Written problem:
Scan the lines and state how many carry "source". Leave out everything but the number.
═══
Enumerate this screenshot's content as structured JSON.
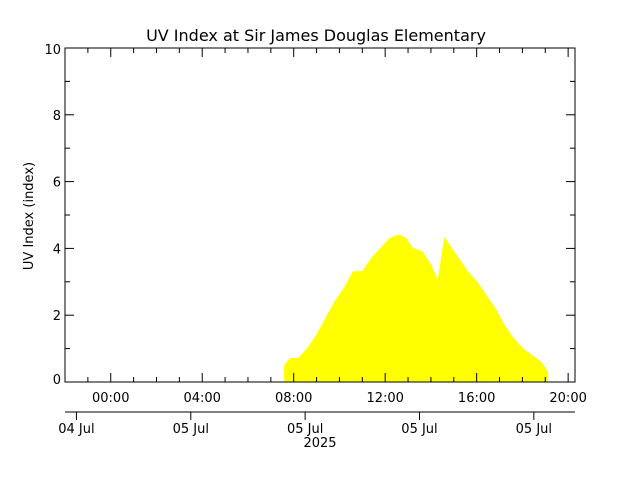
{
  "chart_data": {
    "type": "area",
    "title": "UV Index at Sir James Douglas Elementary",
    "ylabel": "UV Index (index)",
    "xlabel": "",
    "ylim": [
      0,
      10
    ],
    "y_ticks": [
      "0",
      "2",
      "4",
      "6",
      "8",
      "10"
    ],
    "x_range_hours": [
      -2.0,
      20.3
    ],
    "x_time_ticks": [
      {
        "hour": 0,
        "label": "00:00"
      },
      {
        "hour": 4,
        "label": "04:00"
      },
      {
        "hour": 8,
        "label": "08:00"
      },
      {
        "hour": 12,
        "label": "12:00"
      },
      {
        "hour": 16,
        "label": "16:00"
      },
      {
        "hour": 20,
        "label": "20:00"
      }
    ],
    "x_date_ticks": [
      {
        "hour": -1.5,
        "label": "04 Jul"
      },
      {
        "hour": 3.5,
        "label": "05 Jul"
      },
      {
        "hour": 8.5,
        "label": "05 Jul"
      },
      {
        "hour": 13.5,
        "label": "05 Jul"
      },
      {
        "hour": 18.5,
        "label": "05 Jul"
      }
    ],
    "year_label": "2025",
    "grid": false,
    "color": "#ffff00",
    "series": [
      {
        "x": [
          7.6,
          7.85,
          8.2,
          8.6,
          9.0,
          9.4,
          9.8,
          10.2,
          10.6,
          11.0,
          11.4,
          11.8,
          12.2,
          12.6,
          12.9,
          13.2,
          13.6,
          14.0,
          14.3,
          14.6,
          14.9,
          15.2,
          15.6,
          16.0,
          16.4,
          16.8,
          17.2,
          17.6,
          18.0,
          18.4,
          18.8,
          19.1
        ],
        "y": [
          0.5,
          0.7,
          0.7,
          1.0,
          1.4,
          1.9,
          2.4,
          2.8,
          3.3,
          3.3,
          3.7,
          4.0,
          4.3,
          4.4,
          4.3,
          4.0,
          3.9,
          3.5,
          3.0,
          4.3,
          4.0,
          3.7,
          3.3,
          3.0,
          2.6,
          2.2,
          1.7,
          1.3,
          1.0,
          0.8,
          0.6,
          0.3
        ]
      }
    ]
  }
}
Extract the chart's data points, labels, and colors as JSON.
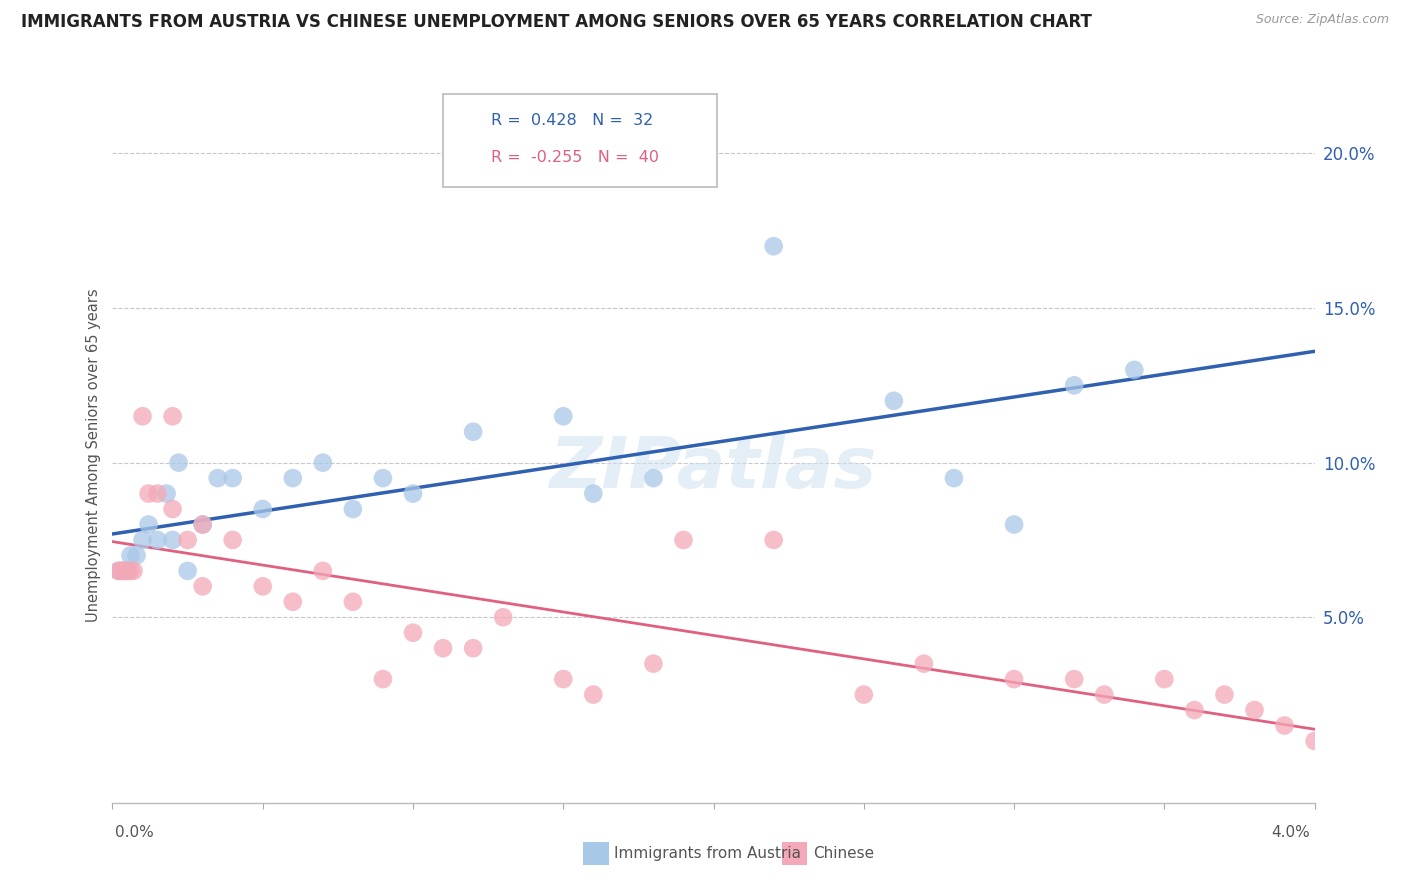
{
  "title": "IMMIGRANTS FROM AUSTRIA VS CHINESE UNEMPLOYMENT AMONG SENIORS OVER 65 YEARS CORRELATION CHART",
  "source": "Source: ZipAtlas.com",
  "ylabel": "Unemployment Among Seniors over 65 years",
  "y_ticks": [
    0.05,
    0.1,
    0.15,
    0.2
  ],
  "y_tick_labels": [
    "5.0%",
    "10.0%",
    "15.0%",
    "20.0%"
  ],
  "x_range": [
    0.0,
    0.04
  ],
  "y_range": [
    -0.01,
    0.215
  ],
  "legend1_r": "0.428",
  "legend1_n": "32",
  "legend2_r": "-0.255",
  "legend2_n": "40",
  "watermark": "ZIPatlas",
  "blue_scatter_color": "#a8c8e8",
  "pink_scatter_color": "#f4a8b8",
  "blue_line_color": "#3060b0",
  "pink_line_color": "#e06080",
  "austria_x": [
    0.0002,
    0.0003,
    0.0004,
    0.0005,
    0.0006,
    0.0008,
    0.001,
    0.0012,
    0.0015,
    0.0018,
    0.002,
    0.0022,
    0.0025,
    0.003,
    0.0035,
    0.004,
    0.005,
    0.006,
    0.007,
    0.008,
    0.009,
    0.01,
    0.012,
    0.015,
    0.016,
    0.018,
    0.022,
    0.026,
    0.028,
    0.03,
    0.032,
    0.034
  ],
  "austria_y": [
    0.065,
    0.065,
    0.065,
    0.065,
    0.07,
    0.07,
    0.075,
    0.08,
    0.075,
    0.09,
    0.075,
    0.1,
    0.065,
    0.08,
    0.095,
    0.095,
    0.085,
    0.095,
    0.1,
    0.085,
    0.095,
    0.09,
    0.11,
    0.115,
    0.09,
    0.095,
    0.17,
    0.12,
    0.095,
    0.08,
    0.125,
    0.13
  ],
  "chinese_x": [
    0.0002,
    0.0003,
    0.0004,
    0.0005,
    0.0006,
    0.0007,
    0.001,
    0.0012,
    0.0015,
    0.002,
    0.002,
    0.0025,
    0.003,
    0.003,
    0.004,
    0.005,
    0.006,
    0.007,
    0.008,
    0.009,
    0.01,
    0.011,
    0.012,
    0.013,
    0.015,
    0.016,
    0.018,
    0.019,
    0.022,
    0.025,
    0.027,
    0.03,
    0.032,
    0.033,
    0.035,
    0.036,
    0.037,
    0.038,
    0.039,
    0.04
  ],
  "chinese_y": [
    0.065,
    0.065,
    0.065,
    0.065,
    0.065,
    0.065,
    0.115,
    0.09,
    0.09,
    0.085,
    0.115,
    0.075,
    0.06,
    0.08,
    0.075,
    0.06,
    0.055,
    0.065,
    0.055,
    0.03,
    0.045,
    0.04,
    0.04,
    0.05,
    0.03,
    0.025,
    0.035,
    0.075,
    0.075,
    0.025,
    0.035,
    0.03,
    0.03,
    0.025,
    0.03,
    0.02,
    0.025,
    0.02,
    0.015,
    0.01
  ]
}
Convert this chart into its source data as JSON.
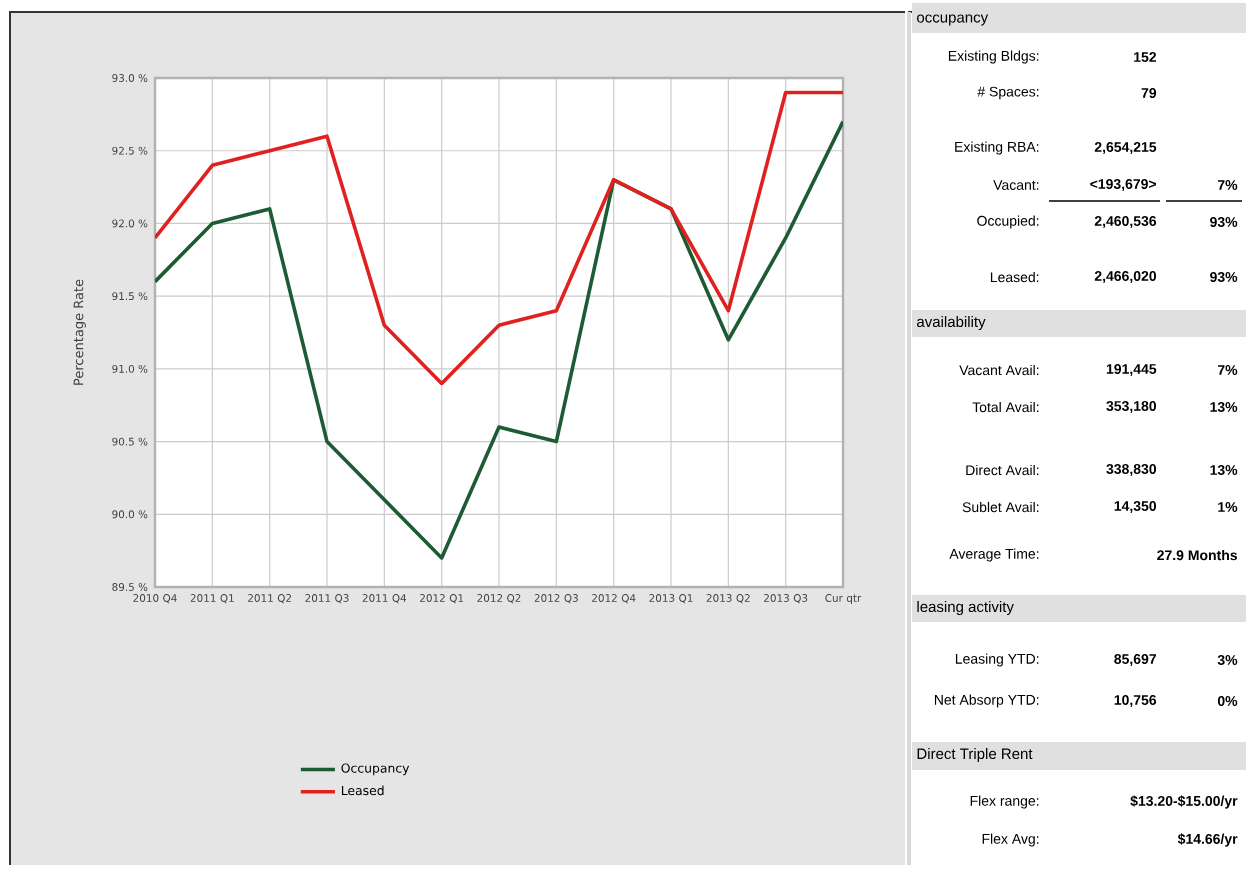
{
  "chart_data": [
    {
      "type": "line",
      "ylabel": "Percentage Rate",
      "categories": [
        "2010 Q4",
        "2011 Q1",
        "2011 Q2",
        "2011 Q3",
        "2011 Q4",
        "2012 Q1",
        "2012 Q2",
        "2012 Q3",
        "2012 Q4",
        "2013 Q1",
        "2013 Q2",
        "2013 Q3",
        "Cur qtr"
      ],
      "series": [
        {
          "name": "Occupancy",
          "color": "#1e5b34",
          "values": [
            91.6,
            92.0,
            92.1,
            90.5,
            90.1,
            89.7,
            90.6,
            90.5,
            92.3,
            92.1,
            91.2,
            91.9,
            92.7
          ]
        },
        {
          "name": "Leased",
          "color": "#e0211f",
          "values": [
            91.9,
            92.4,
            92.5,
            92.6,
            91.3,
            90.9,
            91.3,
            91.4,
            92.3,
            92.1,
            91.4,
            92.9,
            92.9
          ]
        }
      ],
      "ylim": [
        89.5,
        93.0
      ],
      "yticks": [
        {
          "value": 89.5,
          "label": "89.5 %"
        },
        {
          "value": 90.0,
          "label": "90.0 %"
        },
        {
          "value": 90.5,
          "label": "90.5 %"
        },
        {
          "value": 91.0,
          "label": "91.0 %"
        },
        {
          "value": 91.5,
          "label": "91.5 %"
        },
        {
          "value": 92.0,
          "label": "92.0 %"
        },
        {
          "value": 92.5,
          "label": "92.5 %"
        },
        {
          "value": 93.0,
          "label": "93.0 %"
        }
      ],
      "grid": true,
      "legend": "bottom",
      "marker": "none",
      "line_style": "solid"
    },
    {
      "type": "other",
      "annotations": [
        "occupancy",
        "Existing Bldgs:",
        "152",
        "# Spaces:",
        "79",
        "Existing RBA:",
        "2,654,215",
        "Vacant:",
        "<193,679>",
        "7%",
        "Occupied:",
        "2,460,536",
        "93%",
        "Leased:",
        "2,466,020",
        "93%",
        "availability",
        "Vacant Avail:",
        "191,445",
        "7%",
        "Total Avail:",
        "353,180",
        "13%",
        "Direct Avail:",
        "338,830",
        "13%",
        "Sublet Avail:",
        "14,350",
        "1%",
        "Average Time:",
        "27.9 Months",
        "leasing activity",
        "Leasing YTD:",
        "85,697",
        "3%",
        "Net Absorp YTD:",
        "10,756",
        "0%",
        "Direct Triple Rent",
        "Flex range:",
        "$13.20-$15.00/yr",
        "Flex Avg:",
        "$14.66/yr"
      ]
    }
  ]
}
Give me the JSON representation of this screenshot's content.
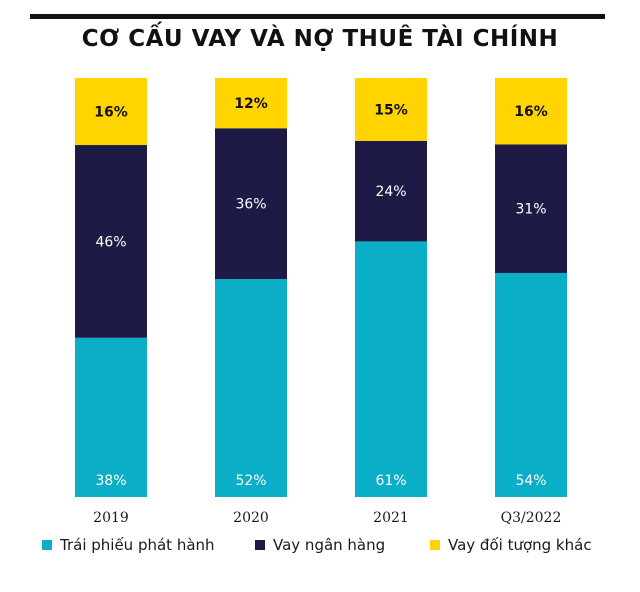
═══
Problem solution:
2